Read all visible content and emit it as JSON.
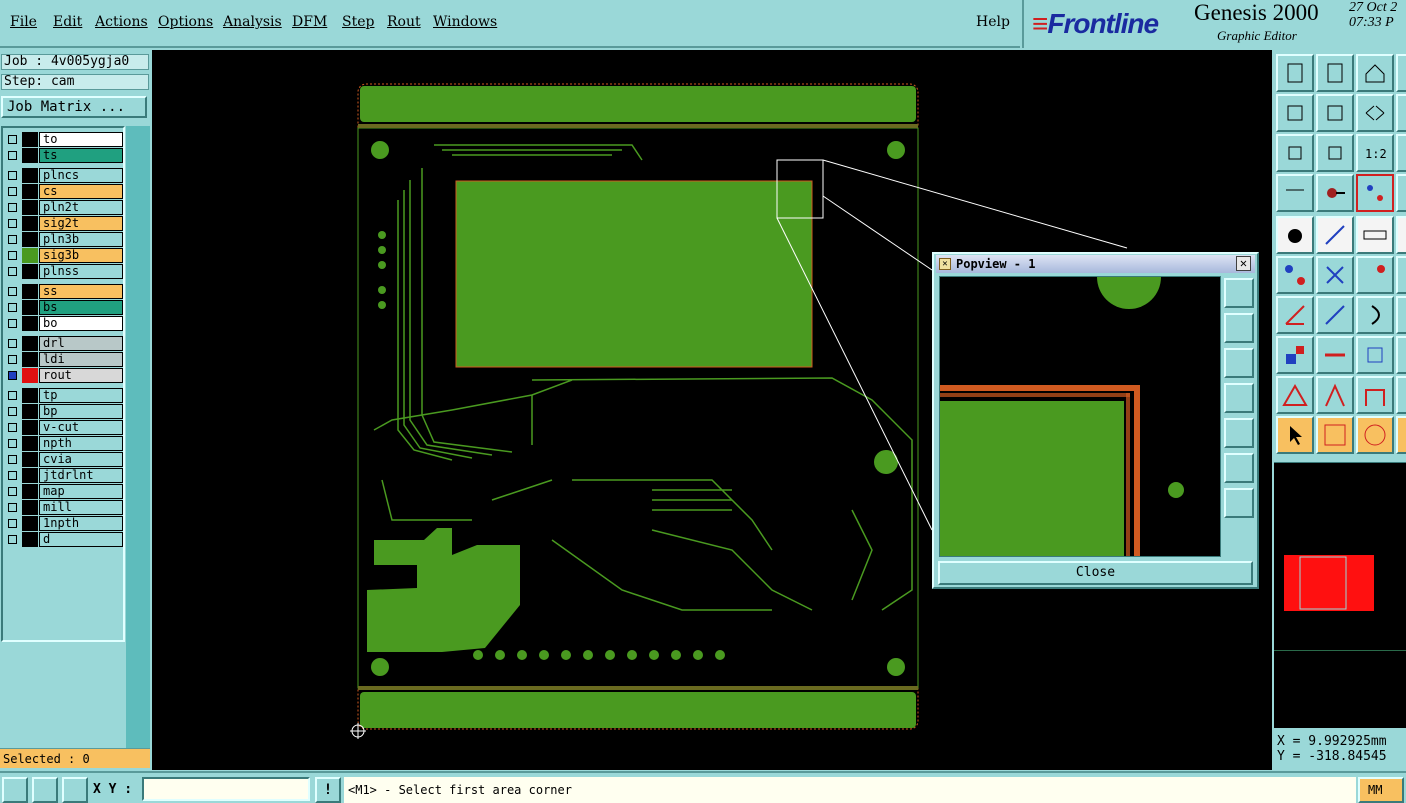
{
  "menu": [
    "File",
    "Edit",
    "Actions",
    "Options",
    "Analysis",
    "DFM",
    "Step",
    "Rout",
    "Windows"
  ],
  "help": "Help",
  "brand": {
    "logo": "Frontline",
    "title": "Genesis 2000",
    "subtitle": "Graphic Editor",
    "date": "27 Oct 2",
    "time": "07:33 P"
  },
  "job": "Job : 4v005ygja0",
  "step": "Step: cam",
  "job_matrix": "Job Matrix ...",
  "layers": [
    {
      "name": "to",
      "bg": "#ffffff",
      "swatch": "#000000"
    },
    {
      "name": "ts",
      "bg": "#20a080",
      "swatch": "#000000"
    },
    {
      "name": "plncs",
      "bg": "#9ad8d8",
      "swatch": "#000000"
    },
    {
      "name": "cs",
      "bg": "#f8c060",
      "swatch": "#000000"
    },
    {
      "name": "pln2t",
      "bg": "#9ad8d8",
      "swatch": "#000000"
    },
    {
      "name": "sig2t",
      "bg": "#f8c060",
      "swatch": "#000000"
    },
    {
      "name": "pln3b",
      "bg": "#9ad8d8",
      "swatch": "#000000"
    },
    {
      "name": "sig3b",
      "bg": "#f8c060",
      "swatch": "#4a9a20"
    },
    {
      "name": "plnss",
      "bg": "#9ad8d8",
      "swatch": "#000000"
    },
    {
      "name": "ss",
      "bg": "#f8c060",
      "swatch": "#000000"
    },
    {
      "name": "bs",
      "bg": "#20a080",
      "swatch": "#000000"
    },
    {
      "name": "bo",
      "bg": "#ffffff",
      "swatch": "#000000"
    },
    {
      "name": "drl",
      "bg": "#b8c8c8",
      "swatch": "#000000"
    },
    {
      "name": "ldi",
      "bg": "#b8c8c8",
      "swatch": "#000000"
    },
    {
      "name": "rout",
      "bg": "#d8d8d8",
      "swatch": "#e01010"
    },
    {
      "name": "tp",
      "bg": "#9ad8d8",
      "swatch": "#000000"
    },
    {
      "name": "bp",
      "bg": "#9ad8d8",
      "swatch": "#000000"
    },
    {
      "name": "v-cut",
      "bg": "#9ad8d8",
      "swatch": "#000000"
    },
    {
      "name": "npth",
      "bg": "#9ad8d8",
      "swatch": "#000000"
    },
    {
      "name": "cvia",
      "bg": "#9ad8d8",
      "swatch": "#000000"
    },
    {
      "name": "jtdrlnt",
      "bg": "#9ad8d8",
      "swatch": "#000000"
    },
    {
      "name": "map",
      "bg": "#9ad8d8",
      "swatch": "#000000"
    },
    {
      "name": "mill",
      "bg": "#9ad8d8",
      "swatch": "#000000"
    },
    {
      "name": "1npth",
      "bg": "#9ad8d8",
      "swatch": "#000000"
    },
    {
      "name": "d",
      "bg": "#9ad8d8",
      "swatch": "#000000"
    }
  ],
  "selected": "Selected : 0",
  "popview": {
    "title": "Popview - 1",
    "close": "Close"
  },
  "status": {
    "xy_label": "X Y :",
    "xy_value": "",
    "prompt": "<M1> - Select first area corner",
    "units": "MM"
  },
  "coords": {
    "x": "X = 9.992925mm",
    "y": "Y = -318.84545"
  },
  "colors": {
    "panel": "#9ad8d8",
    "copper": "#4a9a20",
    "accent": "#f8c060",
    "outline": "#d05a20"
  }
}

Goal of the exercise: The records above are to be repeated exactly, with the pictures left out.

Response below:
Read all visible content and emit it as JSON.
{
  "menu": [
    "File",
    "Edit",
    "Actions",
    "Options",
    "Analysis",
    "DFM",
    "Step",
    "Rout",
    "Windows"
  ],
  "help": "Help",
  "brand": {
    "logo": "Frontline",
    "title": "Genesis 2000",
    "subtitle": "Graphic Editor",
    "date": "27 Oct 2",
    "time": "07:33 P"
  },
  "job": "Job : 4v005ygja0",
  "step": "Step: cam",
  "job_matrix": "Job Matrix ...",
  "layers": [
    {
      "name": "to",
      "bg": "#ffffff",
      "swatch": "#000000"
    },
    {
      "name": "ts",
      "bg": "#20a080",
      "swatch": "#000000"
    },
    {
      "name": "plncs",
      "bg": "#9ad8d8",
      "swatch": "#000000"
    },
    {
      "name": "cs",
      "bg": "#f8c060",
      "swatch": "#000000"
    },
    {
      "name": "pln2t",
      "bg": "#9ad8d8",
      "swatch": "#000000"
    },
    {
      "name": "sig2t",
      "bg": "#f8c060",
      "swatch": "#000000"
    },
    {
      "name": "pln3b",
      "bg": "#9ad8d8",
      "swatch": "#000000"
    },
    {
      "name": "sig3b",
      "bg": "#f8c060",
      "swatch": "#4a9a20"
    },
    {
      "name": "plnss",
      "bg": "#9ad8d8",
      "swatch": "#000000"
    },
    {
      "name": "ss",
      "bg": "#f8c060",
      "swatch": "#000000"
    },
    {
      "name": "bs",
      "bg": "#20a080",
      "swatch": "#000000"
    },
    {
      "name": "bo",
      "bg": "#ffffff",
      "swatch": "#000000"
    },
    {
      "name": "drl",
      "bg": "#b8c8c8",
      "swatch": "#000000"
    },
    {
      "name": "ldi",
      "bg": "#b8c8c8",
      "swatch": "#000000"
    },
    {
      "name": "rout",
      "bg": "#d8d8d8",
      "swatch": "#e01010"
    },
    {
      "name": "tp",
      "bg": "#9ad8d8",
      "swatch": "#000000"
    },
    {
      "name": "bp",
      "bg": "#9ad8d8",
      "swatch": "#000000"
    },
    {
      "name": "v-cut",
      "bg": "#9ad8d8",
      "swatch": "#000000"
    },
    {
      "name": "npth",
      "bg": "#9ad8d8",
      "swatch": "#000000"
    },
    {
      "name": "cvia",
      "bg": "#9ad8d8",
      "swatch": "#000000"
    },
    {
      "name": "jtdrlnt",
      "bg": "#9ad8d8",
      "swatch": "#000000"
    },
    {
      "name": "map",
      "bg": "#9ad8d8",
      "swatch": "#000000"
    },
    {
      "name": "mill",
      "bg": "#9ad8d8",
      "swatch": "#000000"
    },
    {
      "name": "1npth",
      "bg": "#9ad8d8",
      "swatch": "#000000"
    },
    {
      "name": "d",
      "bg": "#9ad8d8",
      "swatch": "#000000"
    }
  ],
  "selected": "Selected : 0",
  "popview": {
    "title": "Popview - 1",
    "close": "Close"
  },
  "status": {
    "xy_label": "X Y :",
    "xy_value": "",
    "prompt": "<M1> - Select first area corner",
    "units": "MM"
  },
  "coords": {
    "x": "X = 9.992925mm",
    "y": "Y = -318.84545"
  },
  "colors": {
    "panel": "#9ad8d8",
    "copper": "#4a9a20",
    "accent": "#f8c060",
    "outline": "#d05a20"
  }
}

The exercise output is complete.